— DATA FOR THIS TASK —
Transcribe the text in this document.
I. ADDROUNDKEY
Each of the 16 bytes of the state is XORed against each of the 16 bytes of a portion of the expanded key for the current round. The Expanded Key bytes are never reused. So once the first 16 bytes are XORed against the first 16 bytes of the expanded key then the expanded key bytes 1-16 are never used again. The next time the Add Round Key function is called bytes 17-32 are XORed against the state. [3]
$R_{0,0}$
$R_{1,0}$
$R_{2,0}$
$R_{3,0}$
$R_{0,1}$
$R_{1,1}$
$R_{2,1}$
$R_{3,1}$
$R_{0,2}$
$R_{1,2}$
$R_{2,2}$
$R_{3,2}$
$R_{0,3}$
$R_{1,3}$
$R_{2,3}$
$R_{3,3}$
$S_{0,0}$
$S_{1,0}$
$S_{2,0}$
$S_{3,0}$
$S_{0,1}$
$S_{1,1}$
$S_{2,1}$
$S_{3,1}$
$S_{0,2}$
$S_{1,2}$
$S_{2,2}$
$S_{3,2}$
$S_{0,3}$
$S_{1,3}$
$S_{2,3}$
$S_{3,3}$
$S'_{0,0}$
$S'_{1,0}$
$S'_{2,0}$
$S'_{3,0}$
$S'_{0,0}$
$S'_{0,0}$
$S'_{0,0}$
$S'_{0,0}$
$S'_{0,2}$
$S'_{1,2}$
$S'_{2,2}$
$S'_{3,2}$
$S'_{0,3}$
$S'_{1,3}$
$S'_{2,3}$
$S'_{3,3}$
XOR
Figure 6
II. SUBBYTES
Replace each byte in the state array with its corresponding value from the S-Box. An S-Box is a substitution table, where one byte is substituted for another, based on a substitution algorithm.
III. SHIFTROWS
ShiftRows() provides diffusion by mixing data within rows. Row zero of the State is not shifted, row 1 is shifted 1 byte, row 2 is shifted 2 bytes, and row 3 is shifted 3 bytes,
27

— TASK —
Repeat the records exactly, including every line.

— RESULT —
Transcribe the text in this document.
I. ADDROUNDKEY
Each of the 16 bytes of the state is XORed against each of the 16 bytes of a portion of the expanded key for the current round. The Expanded Key bytes are never reused. So once the first 16 bytes are XORed against the first 16 bytes of the expanded key then the expanded key bytes 1-16 are never used again. The next time the Add Round Key function is called bytes 17-32 are XORed against the state. [3]
$R_{0,0}$
$R_{1,0}$
$R_{2,0}$
$R_{3,0}$
$R_{0,1}$
$R_{1,1}$
$R_{2,1}$
$R_{3,1}$
$R_{0,2}$
$R_{1,2}$
$R_{2,2}$
$R_{3,2}$
$R_{0,3}$
$R_{1,3}$
$R_{2,3}$
$R_{3,3}$
$S_{0,0}$
$S_{1,0}$
$S_{2,0}$
$S_{3,0}$
$S_{0,1}$
$S_{1,1}$
$S_{2,1}$
$S_{3,1}$
$S_{0,2}$
$S_{1,2}$
$S_{2,2}$
$S_{3,2}$
$S_{0,3}$
$S_{1,3}$
$S_{2,3}$
$S_{3,3}$
$S'_{0,0}$
$S'_{1,0}$
$S'_{2,0}$
$S'_{3,0}$
$S'_{0,0}$
$S'_{0,0}$
$S'_{0,0}$
$S'_{0,0}$
$S'_{0,2}$
$S'_{1,2}$
$S'_{2,2}$
$S'_{3,2}$
$S'_{0,3}$
$S'_{1,3}$
$S'_{2,3}$
$S'_{3,3}$
XOR
Figure 6
II. SUBBYTES
Replace each byte in the state array with its corresponding value from the S-Box. An S-Box is a substitution table, where one byte is substituted for another, based on a substitution algorithm.
III. SHIFTROWS
ShiftRows() provides diffusion by mixing data within rows. Row zero of the State is not shifted, row 1 is shifted 1 byte, row 2 is shifted 2 bytes, and row 3 is shifted 3 bytes,
27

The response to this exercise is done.